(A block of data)

________________________________________

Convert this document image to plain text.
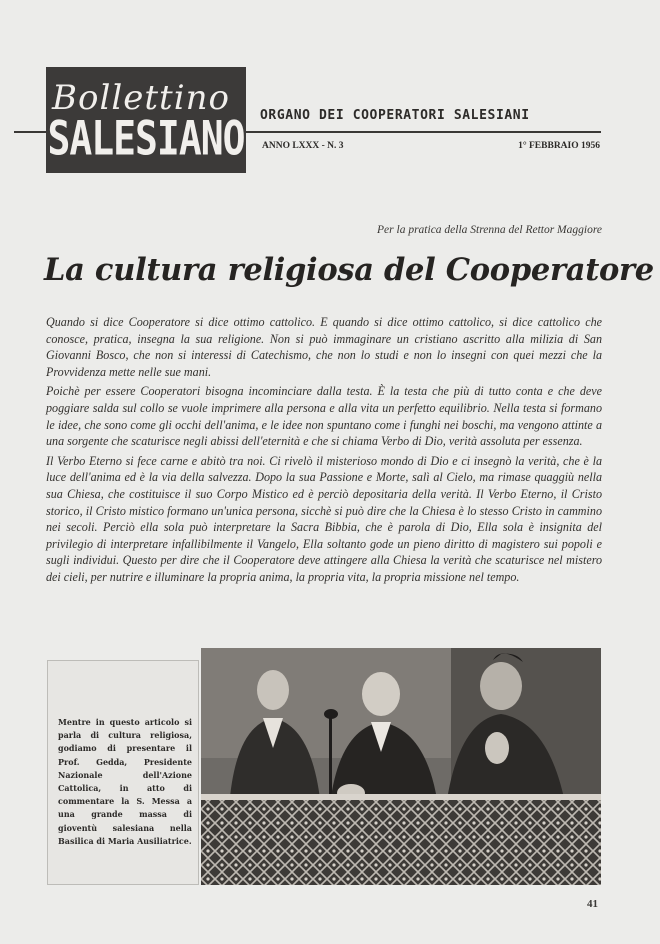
Bollettino
SALESIANO ORGANO DEI COOPERATORI SALESIANI
ANNO LXXX - N. 3	1° FEBBRAIO 1956
Per la pratica della Strenna del Rettor Maggiore
La cultura religiosa del Cooperatore

Quando si dice Cooperatore si dice ottimo cattolico. E quando si dice ottimo cattolico, si dice cattolico che conosce, pratica, insegna la sua religione. Non si può immaginare un cristiano ascritto alla milizia di San Giovanni Bosco, che non si interessi di Catechismo, che non lo studi e non lo insegni con quei mezzi che la Provvidenza mette nelle sue mani.

Poichè per essere Cooperatori bisogna incominciare dalla testa. È la testa che più di tutto conta e che deve poggiare salda sul collo se vuole imprimere alla persona e alla vita un perfetto equilibrio. Nella testa si formano le idee, che sono come gli occhi dell'anima, e le idee non spuntano come i funghi nei boschi, ma vengono attinte a una sorgente che scaturisce negli abissi dell'eternità e che si chiama Verbo di Dio, verità assoluta per essenza.

Il Verbo Eterno si fece carne e abitò tra noi. Ci rivelò il misterioso mondo di Dio e ci insegnò la verità, che è la luce dell'anima ed è la via della salvezza. Dopo la sua Passione e Morte, salì al Cielo, ma rimase quaggiù nella sua Chiesa, che costituisce il suo Corpo Mistico ed è perciò depositaria della verità. Il Verbo Eterno, il Cristo storico, il Cristo mistico formano un'unica persona, sicchè si può dire che la Chiesa è lo stesso Cristo in cammino nei secoli. Perciò ella sola può interpretare la Sacra Bibbia, che è parola di Dio, Ella sola è insignita del privilegio di interpretare infallibilmente il Vangelo, Ella soltanto gode un pieno diritto di magistero sui popoli e sugli individui. Questo per dire che il Cooperatore deve attingere alla Chiesa la verità che scaturisce nel mistero dei cieli, per nutrire e illuminare la propria anima, la propria vita, la propria missione nel tempo.

Mentre in questo articolo si parla di cultura religiosa, godiamo di presentare il Prof. Gedda, Presidente Nazionale dell'Azione Cattolica, in atto di commentare la S. Messa a una grande massa di gioventù salesiana nella Basilica di Maria Ausiliatrice.
41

________________________________________

YOUR OBJECTIVE: Quote the listing above in full, except for the pictures.

THE RESULT:
Convert this document image to plain text.
Bollettino
SALESIANO ORGANO DEI COOPERATORI SALESIANI
ANNO LXXX - N. 3	1° FEBBRAIO 1956
Per la pratica della Strenna del Rettor Maggiore
La cultura religiosa del Cooperatore

Quando si dice Cooperatore si dice ottimo cattolico. E quando si dice ottimo cattolico, si dice cattolico che conosce, pratica, insegna la sua religione. Non si può immaginare un cristiano ascritto alla milizia di San Giovanni Bosco, che non si interessi di Catechismo, che non lo studi e non lo insegni con quei mezzi che la Provvidenza mette nelle sue mani.

Poichè per essere Cooperatori bisogna incominciare dalla testa. È la testa che più di tutto conta e che deve poggiare salda sul collo se vuole imprimere alla persona e alla vita un perfetto equilibrio. Nella testa si formano le idee, che sono come gli occhi dell'anima, e le idee non spuntano come i funghi nei boschi, ma vengono attinte a una sorgente che scaturisce negli abissi dell'eternità e che si chiama Verbo di Dio, verità assoluta per essenza.

Il Verbo Eterno si fece carne e abitò tra noi. Ci rivelò il misterioso mondo di Dio e ci insegnò la verità, che è la luce dell'anima ed è la via della salvezza. Dopo la sua Passione e Morte, salì al Cielo, ma rimase quaggiù nella sua Chiesa, che costituisce il suo Corpo Mistico ed è perciò depositaria della verità. Il Verbo Eterno, il Cristo storico, il Cristo mistico formano un'unica persona, sicchè si può dire che la Chiesa è lo stesso Cristo in cammino nei secoli. Perciò ella sola può interpretare la Sacra Bibbia, che è parola di Dio, Ella sola è insignita del privilegio di interpretare infallibilmente il Vangelo, Ella soltanto gode un pieno diritto di magistero sui popoli e sugli individui. Questo per dire che il Cooperatore deve attingere alla Chiesa la verità che scaturisce nel mistero dei cieli, per nutrire e illuminare la propria anima, la propria vita, la propria missione nel tempo.

Mentre in questo articolo si parla di cultura religiosa, godiamo di presentare il Prof. Gedda, Presidente Nazionale dell'Azione Cattolica, in atto di commentare la S. Messa a una grande massa di gioventù salesiana nella Basilica di Maria Ausiliatrice.
41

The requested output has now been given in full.